— Begin —

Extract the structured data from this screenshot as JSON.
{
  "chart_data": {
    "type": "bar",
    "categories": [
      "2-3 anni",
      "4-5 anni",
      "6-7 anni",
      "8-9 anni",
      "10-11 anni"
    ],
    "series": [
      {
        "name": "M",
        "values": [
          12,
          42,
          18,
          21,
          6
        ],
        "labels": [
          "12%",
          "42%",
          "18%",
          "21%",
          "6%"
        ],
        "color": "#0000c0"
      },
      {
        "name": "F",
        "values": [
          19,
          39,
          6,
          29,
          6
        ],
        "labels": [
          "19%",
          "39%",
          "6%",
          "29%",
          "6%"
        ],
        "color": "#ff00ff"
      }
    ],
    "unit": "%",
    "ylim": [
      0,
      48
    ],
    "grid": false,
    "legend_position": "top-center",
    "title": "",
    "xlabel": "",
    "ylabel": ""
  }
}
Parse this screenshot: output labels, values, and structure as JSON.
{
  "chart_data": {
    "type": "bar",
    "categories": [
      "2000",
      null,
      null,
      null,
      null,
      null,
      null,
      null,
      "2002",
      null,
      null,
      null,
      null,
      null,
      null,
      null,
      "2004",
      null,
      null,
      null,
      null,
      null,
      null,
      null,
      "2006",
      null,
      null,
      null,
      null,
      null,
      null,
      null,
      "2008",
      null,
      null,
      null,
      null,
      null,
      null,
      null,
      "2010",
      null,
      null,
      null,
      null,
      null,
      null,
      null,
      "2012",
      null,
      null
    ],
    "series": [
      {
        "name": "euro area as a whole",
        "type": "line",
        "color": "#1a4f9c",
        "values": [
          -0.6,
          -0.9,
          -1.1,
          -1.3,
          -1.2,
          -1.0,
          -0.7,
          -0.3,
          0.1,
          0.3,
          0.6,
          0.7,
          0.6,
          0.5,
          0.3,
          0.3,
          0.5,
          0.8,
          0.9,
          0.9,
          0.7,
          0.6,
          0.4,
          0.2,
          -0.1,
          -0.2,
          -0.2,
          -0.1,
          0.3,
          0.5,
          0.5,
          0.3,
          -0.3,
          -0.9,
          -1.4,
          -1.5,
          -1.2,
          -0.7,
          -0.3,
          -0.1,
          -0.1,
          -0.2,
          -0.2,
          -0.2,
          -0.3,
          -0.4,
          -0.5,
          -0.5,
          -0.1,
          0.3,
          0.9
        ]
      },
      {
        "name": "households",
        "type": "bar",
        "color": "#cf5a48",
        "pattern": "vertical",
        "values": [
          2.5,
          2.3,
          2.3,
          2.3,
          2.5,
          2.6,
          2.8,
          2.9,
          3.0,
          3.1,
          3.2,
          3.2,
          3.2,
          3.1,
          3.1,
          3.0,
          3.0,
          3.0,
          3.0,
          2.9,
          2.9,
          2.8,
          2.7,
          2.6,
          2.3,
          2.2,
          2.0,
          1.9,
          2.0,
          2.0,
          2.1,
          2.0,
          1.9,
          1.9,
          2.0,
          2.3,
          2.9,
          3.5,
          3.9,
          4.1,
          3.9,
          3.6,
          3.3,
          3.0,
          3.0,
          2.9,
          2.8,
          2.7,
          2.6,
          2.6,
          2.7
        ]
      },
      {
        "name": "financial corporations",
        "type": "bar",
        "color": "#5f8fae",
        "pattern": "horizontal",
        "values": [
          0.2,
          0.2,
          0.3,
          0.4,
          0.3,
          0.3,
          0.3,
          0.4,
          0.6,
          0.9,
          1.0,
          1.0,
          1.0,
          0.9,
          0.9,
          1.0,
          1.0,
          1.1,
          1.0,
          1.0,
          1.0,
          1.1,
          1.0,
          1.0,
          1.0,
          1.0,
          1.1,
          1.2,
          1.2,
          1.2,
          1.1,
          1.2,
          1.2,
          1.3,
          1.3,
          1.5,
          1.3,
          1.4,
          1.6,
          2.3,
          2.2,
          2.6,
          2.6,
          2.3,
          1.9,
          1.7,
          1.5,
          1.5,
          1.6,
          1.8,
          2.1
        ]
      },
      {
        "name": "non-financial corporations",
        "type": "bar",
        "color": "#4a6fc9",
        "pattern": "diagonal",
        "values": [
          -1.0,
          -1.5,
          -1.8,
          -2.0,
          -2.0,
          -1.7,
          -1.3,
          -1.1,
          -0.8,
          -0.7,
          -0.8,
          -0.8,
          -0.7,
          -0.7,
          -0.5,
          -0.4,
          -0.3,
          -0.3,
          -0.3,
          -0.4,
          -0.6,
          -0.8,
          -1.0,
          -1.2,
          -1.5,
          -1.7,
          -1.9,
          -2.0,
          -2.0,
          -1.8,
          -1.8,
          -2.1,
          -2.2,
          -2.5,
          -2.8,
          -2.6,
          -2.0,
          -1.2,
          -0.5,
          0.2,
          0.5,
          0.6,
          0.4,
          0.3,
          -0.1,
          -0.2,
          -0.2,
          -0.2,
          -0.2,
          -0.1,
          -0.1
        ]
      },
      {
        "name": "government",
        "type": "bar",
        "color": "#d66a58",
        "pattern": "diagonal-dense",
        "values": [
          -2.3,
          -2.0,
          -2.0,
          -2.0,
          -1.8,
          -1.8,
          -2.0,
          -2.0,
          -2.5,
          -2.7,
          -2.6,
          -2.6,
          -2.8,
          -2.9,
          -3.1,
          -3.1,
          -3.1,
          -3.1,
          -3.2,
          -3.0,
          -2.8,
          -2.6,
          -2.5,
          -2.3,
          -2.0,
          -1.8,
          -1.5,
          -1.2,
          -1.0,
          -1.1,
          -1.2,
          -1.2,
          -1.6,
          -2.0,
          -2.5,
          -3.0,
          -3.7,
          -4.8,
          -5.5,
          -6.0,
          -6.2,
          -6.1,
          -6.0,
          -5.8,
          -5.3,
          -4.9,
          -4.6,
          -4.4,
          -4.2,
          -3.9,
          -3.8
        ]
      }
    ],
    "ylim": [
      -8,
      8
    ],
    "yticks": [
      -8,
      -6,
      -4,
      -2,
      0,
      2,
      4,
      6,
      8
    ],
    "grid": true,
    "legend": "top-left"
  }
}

— End —

PROBLEM REQUIREMENTS: Write down all the entries again without a single difference.

RESULT:
Extract the structured data from this screenshot as JSON.
{
  "chart_data": {
    "type": "bar",
    "categories": [
      "2-3 anni",
      "4-5 anni",
      "6-7 anni",
      "8-9 anni",
      "10-11 anni"
    ],
    "series": [
      {
        "name": "M",
        "values": [
          12,
          42,
          18,
          21,
          6
        ],
        "labels": [
          "12%",
          "42%",
          "18%",
          "21%",
          "6%"
        ],
        "color": "#0000c0"
      },
      {
        "name": "F",
        "values": [
          19,
          39,
          6,
          29,
          6
        ],
        "labels": [
          "19%",
          "39%",
          "6%",
          "29%",
          "6%"
        ],
        "color": "#ff00ff"
      }
    ],
    "unit": "%",
    "ylim": [
      0,
      48
    ],
    "grid": false,
    "legend_position": "top-center",
    "title": "",
    "xlabel": "",
    "ylabel": ""
  }
}
Parse this screenshot: output labels, values, and structure as JSON.
{
  "chart_data": {
    "type": "bar",
    "categories": [
      "2000",
      null,
      null,
      null,
      null,
      null,
      null,
      null,
      "2002",
      null,
      null,
      null,
      null,
      null,
      null,
      null,
      "2004",
      null,
      null,
      null,
      null,
      null,
      null,
      null,
      "2006",
      null,
      null,
      null,
      null,
      null,
      null,
      null,
      "2008",
      null,
      null,
      null,
      null,
      null,
      null,
      null,
      "2010",
      null,
      null,
      null,
      null,
      null,
      null,
      null,
      "2012",
      null,
      null
    ],
    "series": [
      {
        "name": "euro area as a whole",
        "type": "line",
        "color": "#1a4f9c",
        "values": [
          -0.6,
          -0.9,
          -1.1,
          -1.3,
          -1.2,
          -1.0,
          -0.7,
          -0.3,
          0.1,
          0.3,
          0.6,
          0.7,
          0.6,
          0.5,
          0.3,
          0.3,
          0.5,
          0.8,
          0.9,
          0.9,
          0.7,
          0.6,
          0.4,
          0.2,
          -0.1,
          -0.2,
          -0.2,
          -0.1,
          0.3,
          0.5,
          0.5,
          0.3,
          -0.3,
          -0.9,
          -1.4,
          -1.5,
          -1.2,
          -0.7,
          -0.3,
          -0.1,
          -0.1,
          -0.2,
          -0.2,
          -0.2,
          -0.3,
          -0.4,
          -0.5,
          -0.5,
          -0.1,
          0.3,
          0.9
        ]
      },
      {
        "name": "households",
        "type": "bar",
        "color": "#cf5a48",
        "pattern": "vertical",
        "values": [
          2.5,
          2.3,
          2.3,
          2.3,
          2.5,
          2.6,
          2.8,
          2.9,
          3.0,
          3.1,
          3.2,
          3.2,
          3.2,
          3.1,
          3.1,
          3.0,
          3.0,
          3.0,
          3.0,
          2.9,
          2.9,
          2.8,
          2.7,
          2.6,
          2.3,
          2.2,
          2.0,
          1.9,
          2.0,
          2.0,
          2.1,
          2.0,
          1.9,
          1.9,
          2.0,
          2.3,
          2.9,
          3.5,
          3.9,
          4.1,
          3.9,
          3.6,
          3.3,
          3.0,
          3.0,
          2.9,
          2.8,
          2.7,
          2.6,
          2.6,
          2.7
        ]
      },
      {
        "name": "financial corporations",
        "type": "bar",
        "color": "#5f8fae",
        "pattern": "horizontal",
        "values": [
          0.2,
          0.2,
          0.3,
          0.4,
          0.3,
          0.3,
          0.3,
          0.4,
          0.6,
          0.9,
          1.0,
          1.0,
          1.0,
          0.9,
          0.9,
          1.0,
          1.0,
          1.1,
          1.0,
          1.0,
          1.0,
          1.1,
          1.0,
          1.0,
          1.0,
          1.0,
          1.1,
          1.2,
          1.2,
          1.2,
          1.1,
          1.2,
          1.2,
          1.3,
          1.3,
          1.5,
          1.3,
          1.4,
          1.6,
          2.3,
          2.2,
          2.6,
          2.6,
          2.3,
          1.9,
          1.7,
          1.5,
          1.5,
          1.6,
          1.8,
          2.1
        ]
      },
      {
        "name": "non-financial corporations",
        "type": "bar",
        "color": "#4a6fc9",
        "pattern": "diagonal",
        "values": [
          -1.0,
          -1.5,
          -1.8,
          -2.0,
          -2.0,
          -1.7,
          -1.3,
          -1.1,
          -0.8,
          -0.7,
          -0.8,
          -0.8,
          -0.7,
          -0.7,
          -0.5,
          -0.4,
          -0.3,
          -0.3,
          -0.3,
          -0.4,
          -0.6,
          -0.8,
          -1.0,
          -1.2,
          -1.5,
          -1.7,
          -1.9,
          -2.0,
          -2.0,
          -1.8,
          -1.8,
          -2.1,
          -2.2,
          -2.5,
          -2.8,
          -2.6,
          -2.0,
          -1.2,
          -0.5,
          0.2,
          0.5,
          0.6,
          0.4,
          0.3,
          -0.1,
          -0.2,
          -0.2,
          -0.2,
          -0.2,
          -0.1,
          -0.1
        ]
      },
      {
        "name": "government",
        "type": "bar",
        "color": "#d66a58",
        "pattern": "diagonal-dense",
        "values": [
          -2.3,
          -2.0,
          -2.0,
          -2.0,
          -1.8,
          -1.8,
          -2.0,
          -2.0,
          -2.5,
          -2.7,
          -2.6,
          -2.6,
          -2.8,
          -2.9,
          -3.1,
          -3.1,
          -3.1,
          -3.1,
          -3.2,
          -3.0,
          -2.8,
          -2.6,
          -2.5,
          -2.3,
          -2.0,
          -1.8,
          -1.5,
          -1.2,
          -1.0,
          -1.1,
          -1.2,
          -1.2,
          -1.6,
          -2.0,
          -2.5,
          -3.0,
          -3.7,
          -4.8,
          -5.5,
          -6.0,
          -6.2,
          -6.1,
          -6.0,
          -5.8,
          -5.3,
          -4.9,
          -4.6,
          -4.4,
          -4.2,
          -3.9,
          -3.8
        ]
      }
    ],
    "ylim": [
      -8,
      8
    ],
    "yticks": [
      -8,
      -6,
      -4,
      -2,
      0,
      2,
      4,
      6,
      8
    ],
    "grid": true,
    "legend": "top-left"
  }
}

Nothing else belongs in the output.